### Material provided
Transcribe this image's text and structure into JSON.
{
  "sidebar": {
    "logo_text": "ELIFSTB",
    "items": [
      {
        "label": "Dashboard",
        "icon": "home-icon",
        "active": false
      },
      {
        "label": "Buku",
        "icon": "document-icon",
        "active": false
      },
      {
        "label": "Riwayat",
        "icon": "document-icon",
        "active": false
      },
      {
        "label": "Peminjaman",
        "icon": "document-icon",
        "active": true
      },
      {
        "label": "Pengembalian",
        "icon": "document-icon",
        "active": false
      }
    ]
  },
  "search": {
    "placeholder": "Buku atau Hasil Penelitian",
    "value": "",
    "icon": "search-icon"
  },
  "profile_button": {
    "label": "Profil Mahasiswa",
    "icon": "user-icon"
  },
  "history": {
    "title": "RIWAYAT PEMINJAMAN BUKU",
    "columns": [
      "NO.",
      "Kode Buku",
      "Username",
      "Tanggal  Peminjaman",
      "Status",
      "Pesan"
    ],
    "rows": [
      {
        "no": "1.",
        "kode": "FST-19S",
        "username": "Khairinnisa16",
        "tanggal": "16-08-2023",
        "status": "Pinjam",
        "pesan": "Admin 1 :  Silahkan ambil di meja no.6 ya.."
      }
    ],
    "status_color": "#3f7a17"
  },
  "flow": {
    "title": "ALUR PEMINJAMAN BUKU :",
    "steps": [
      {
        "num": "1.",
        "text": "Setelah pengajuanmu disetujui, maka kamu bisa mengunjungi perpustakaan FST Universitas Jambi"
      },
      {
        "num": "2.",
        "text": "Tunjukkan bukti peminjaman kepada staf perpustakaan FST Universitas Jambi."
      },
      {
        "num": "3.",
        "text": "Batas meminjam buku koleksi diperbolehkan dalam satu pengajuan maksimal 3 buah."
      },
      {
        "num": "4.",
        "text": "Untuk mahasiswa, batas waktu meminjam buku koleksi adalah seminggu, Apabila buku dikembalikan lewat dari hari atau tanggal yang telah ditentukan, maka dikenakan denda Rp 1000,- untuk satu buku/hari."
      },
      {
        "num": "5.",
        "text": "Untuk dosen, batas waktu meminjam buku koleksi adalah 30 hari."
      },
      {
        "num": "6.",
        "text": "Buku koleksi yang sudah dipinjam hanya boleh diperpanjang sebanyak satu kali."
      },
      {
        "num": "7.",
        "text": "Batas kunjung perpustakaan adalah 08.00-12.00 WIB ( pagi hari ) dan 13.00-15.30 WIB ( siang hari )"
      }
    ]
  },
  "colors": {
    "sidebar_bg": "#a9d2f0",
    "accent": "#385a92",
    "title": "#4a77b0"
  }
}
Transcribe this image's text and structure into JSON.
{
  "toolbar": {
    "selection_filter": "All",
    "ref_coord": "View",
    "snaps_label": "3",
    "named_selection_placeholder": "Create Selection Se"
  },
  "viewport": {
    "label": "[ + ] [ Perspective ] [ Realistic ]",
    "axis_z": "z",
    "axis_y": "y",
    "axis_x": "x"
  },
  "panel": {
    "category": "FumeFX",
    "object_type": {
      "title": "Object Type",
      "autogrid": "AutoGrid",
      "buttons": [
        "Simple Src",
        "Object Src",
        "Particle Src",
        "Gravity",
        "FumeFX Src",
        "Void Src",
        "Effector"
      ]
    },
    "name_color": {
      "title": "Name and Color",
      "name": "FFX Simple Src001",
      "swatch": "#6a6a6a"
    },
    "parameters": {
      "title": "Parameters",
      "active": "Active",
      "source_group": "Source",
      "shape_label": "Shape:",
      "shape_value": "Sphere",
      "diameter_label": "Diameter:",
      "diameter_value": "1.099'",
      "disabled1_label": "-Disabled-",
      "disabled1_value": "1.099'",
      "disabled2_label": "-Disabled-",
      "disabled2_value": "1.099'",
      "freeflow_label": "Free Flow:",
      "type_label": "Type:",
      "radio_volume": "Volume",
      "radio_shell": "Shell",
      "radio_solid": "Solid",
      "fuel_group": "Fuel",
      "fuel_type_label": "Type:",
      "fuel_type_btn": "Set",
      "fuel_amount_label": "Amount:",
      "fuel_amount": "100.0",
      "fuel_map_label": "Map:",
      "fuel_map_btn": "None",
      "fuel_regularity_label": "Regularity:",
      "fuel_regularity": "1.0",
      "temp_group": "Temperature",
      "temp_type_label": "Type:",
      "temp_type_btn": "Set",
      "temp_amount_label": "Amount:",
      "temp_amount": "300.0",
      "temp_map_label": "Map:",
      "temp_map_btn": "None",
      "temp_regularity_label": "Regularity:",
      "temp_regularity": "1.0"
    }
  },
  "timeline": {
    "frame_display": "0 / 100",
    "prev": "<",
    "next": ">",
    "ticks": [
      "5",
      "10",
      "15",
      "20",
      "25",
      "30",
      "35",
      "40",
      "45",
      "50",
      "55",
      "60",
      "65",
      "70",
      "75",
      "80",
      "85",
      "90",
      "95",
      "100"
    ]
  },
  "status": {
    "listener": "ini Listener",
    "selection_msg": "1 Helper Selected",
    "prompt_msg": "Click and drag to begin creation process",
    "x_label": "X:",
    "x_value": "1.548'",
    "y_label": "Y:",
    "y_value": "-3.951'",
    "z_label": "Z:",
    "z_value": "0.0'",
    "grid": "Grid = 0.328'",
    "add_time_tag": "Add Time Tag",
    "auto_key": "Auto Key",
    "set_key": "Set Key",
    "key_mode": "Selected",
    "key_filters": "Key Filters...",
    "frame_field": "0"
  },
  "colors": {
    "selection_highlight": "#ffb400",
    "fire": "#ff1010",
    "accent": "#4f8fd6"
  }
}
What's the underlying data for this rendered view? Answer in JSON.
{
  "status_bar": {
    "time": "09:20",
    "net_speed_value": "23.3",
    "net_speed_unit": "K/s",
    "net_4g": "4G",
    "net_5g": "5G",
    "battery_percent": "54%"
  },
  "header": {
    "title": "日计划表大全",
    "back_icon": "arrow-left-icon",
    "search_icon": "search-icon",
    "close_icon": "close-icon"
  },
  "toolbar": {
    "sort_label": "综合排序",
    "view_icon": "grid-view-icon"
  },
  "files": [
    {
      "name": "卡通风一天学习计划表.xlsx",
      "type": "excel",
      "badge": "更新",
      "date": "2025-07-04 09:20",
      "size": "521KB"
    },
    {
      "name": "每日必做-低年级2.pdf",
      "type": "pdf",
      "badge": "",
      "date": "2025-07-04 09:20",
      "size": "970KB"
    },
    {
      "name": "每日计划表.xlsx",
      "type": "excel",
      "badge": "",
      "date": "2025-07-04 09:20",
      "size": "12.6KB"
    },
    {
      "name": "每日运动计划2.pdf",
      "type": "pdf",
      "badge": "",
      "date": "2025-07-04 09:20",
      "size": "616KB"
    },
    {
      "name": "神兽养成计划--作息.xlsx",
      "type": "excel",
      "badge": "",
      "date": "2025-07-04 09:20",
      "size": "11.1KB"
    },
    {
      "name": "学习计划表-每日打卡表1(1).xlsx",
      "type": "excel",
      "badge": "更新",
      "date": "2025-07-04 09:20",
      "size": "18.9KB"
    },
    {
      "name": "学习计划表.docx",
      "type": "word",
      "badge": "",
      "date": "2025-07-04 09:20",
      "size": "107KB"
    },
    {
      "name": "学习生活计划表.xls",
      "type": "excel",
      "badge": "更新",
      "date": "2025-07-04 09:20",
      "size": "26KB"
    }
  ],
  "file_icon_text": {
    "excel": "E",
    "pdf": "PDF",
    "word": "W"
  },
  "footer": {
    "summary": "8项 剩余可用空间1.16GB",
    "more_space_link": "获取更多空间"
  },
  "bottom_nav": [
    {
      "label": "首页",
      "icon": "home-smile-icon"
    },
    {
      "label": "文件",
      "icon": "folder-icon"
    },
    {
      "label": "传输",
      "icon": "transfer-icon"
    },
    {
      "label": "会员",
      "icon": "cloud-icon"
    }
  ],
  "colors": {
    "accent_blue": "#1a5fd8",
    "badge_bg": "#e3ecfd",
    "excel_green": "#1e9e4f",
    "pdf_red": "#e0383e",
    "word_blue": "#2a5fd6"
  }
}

### Objective
Copy each line from the data above that includes "satu".

### The solution
        "text": "Batas meminjam buku koleksi diperbolehkan dalam satu pengajuan maksimal 3 buah."
        "text": "Untuk mahasiswa, batas waktu meminjam buku koleksi adalah seminggu, Apabila buku dikembalikan lewat dari hari atau tanggal yang telah ditentukan, maka dikenakan denda Rp 1000,- untuk satu buku/hari."
        "text": "Buku koleksi yang sudah dipinjam hanya boleh diperpanjang sebanyak satu kali."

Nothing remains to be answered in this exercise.